:: Task description ::
Leave out the pictures and restate the rest of the data exactly.

- - -

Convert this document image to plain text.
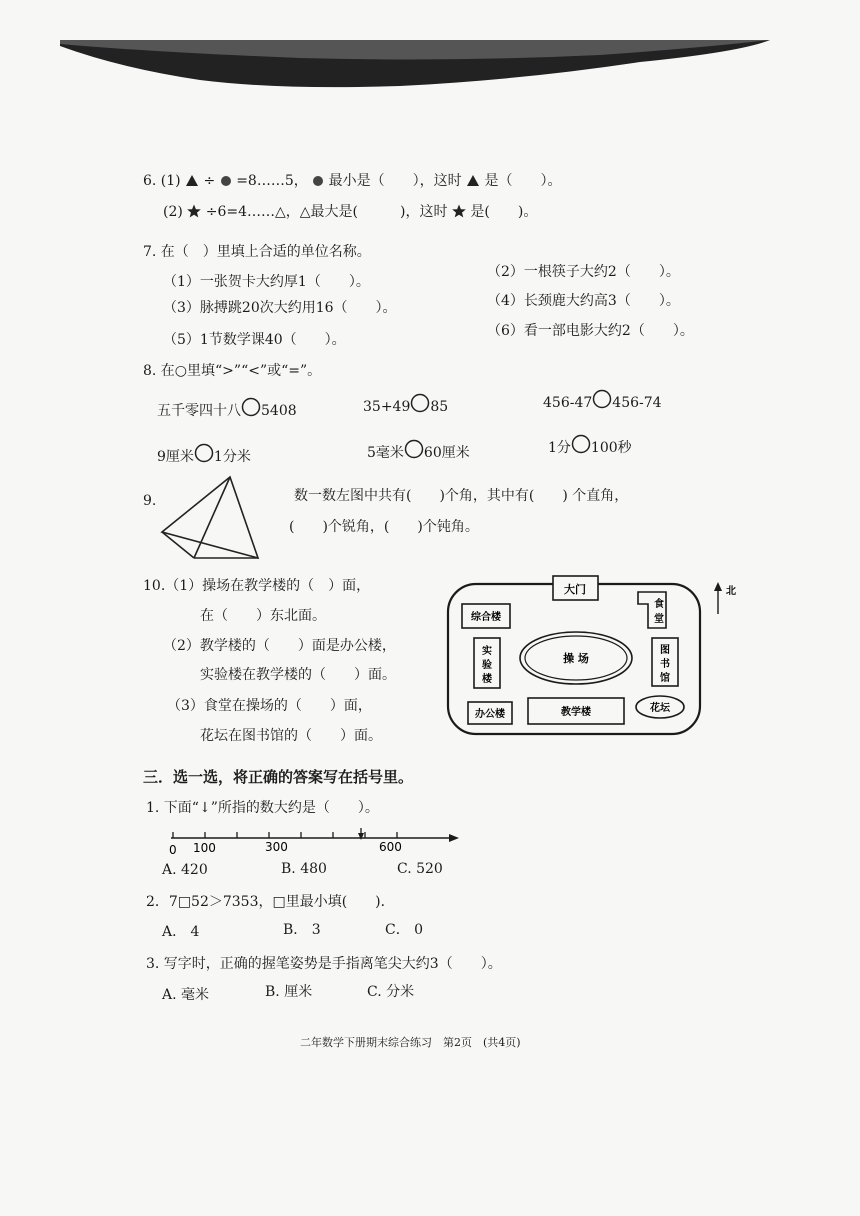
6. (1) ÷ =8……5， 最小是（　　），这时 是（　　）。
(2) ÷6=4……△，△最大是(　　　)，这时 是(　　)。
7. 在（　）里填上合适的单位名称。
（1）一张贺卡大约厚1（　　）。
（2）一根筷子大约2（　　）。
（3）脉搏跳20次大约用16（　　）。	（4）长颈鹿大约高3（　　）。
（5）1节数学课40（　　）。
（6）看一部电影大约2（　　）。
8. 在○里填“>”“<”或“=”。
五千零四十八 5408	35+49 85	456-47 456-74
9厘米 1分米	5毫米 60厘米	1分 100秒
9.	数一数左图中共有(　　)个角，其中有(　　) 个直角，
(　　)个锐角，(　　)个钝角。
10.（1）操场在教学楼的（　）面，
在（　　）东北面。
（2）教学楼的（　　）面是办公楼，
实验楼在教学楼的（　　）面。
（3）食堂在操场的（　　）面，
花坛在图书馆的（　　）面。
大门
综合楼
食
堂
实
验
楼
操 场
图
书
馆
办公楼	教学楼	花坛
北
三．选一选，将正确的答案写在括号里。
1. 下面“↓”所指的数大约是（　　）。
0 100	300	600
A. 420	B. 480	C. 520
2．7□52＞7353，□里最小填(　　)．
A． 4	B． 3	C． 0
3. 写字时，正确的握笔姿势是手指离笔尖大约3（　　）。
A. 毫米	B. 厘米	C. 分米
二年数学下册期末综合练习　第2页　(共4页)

- - -

:: Exercise response ::
Convert this document image to plain text.
6. (1) ÷ =8……5， 最小是（　　），这时 是（　　）。
(2) ÷6=4……△，△最大是(　　　)，这时 是(　　)。
7. 在（　）里填上合适的单位名称。
（1）一张贺卡大约厚1（　　）。
（2）一根筷子大约2（　　）。
（3）脉搏跳20次大约用16（　　）。	（4）长颈鹿大约高3（　　）。
（5）1节数学课40（　　）。
（6）看一部电影大约2（　　）。
8. 在○里填“>”“<”或“=”。
五千零四十八 5408	35+49 85	456-47 456-74
9厘米 1分米	5毫米 60厘米	1分 100秒
9.	数一数左图中共有(　　)个角，其中有(　　) 个直角，
(　　)个锐角，(　　)个钝角。
10.（1）操场在教学楼的（　）面，
在（　　）东北面。
（2）教学楼的（　　）面是办公楼，
实验楼在教学楼的（　　）面。
（3）食堂在操场的（　　）面，
花坛在图书馆的（　　）面。
大门
综合楼
食
堂
实
验
楼
操 场
图
书
馆
办公楼	教学楼	花坛
北
三．选一选，将正确的答案写在括号里。
1. 下面“↓”所指的数大约是（　　）。
0 100	300	600
A. 420	B. 480	C. 520
2．7□52＞7353，□里最小填(　　)．
A． 4	B． 3	C． 0
3. 写字时，正确的握笔姿势是手指离笔尖大约3（　　）。
A. 毫米	B. 厘米	C. 分米
二年数学下册期末综合练习　第2页　(共4页)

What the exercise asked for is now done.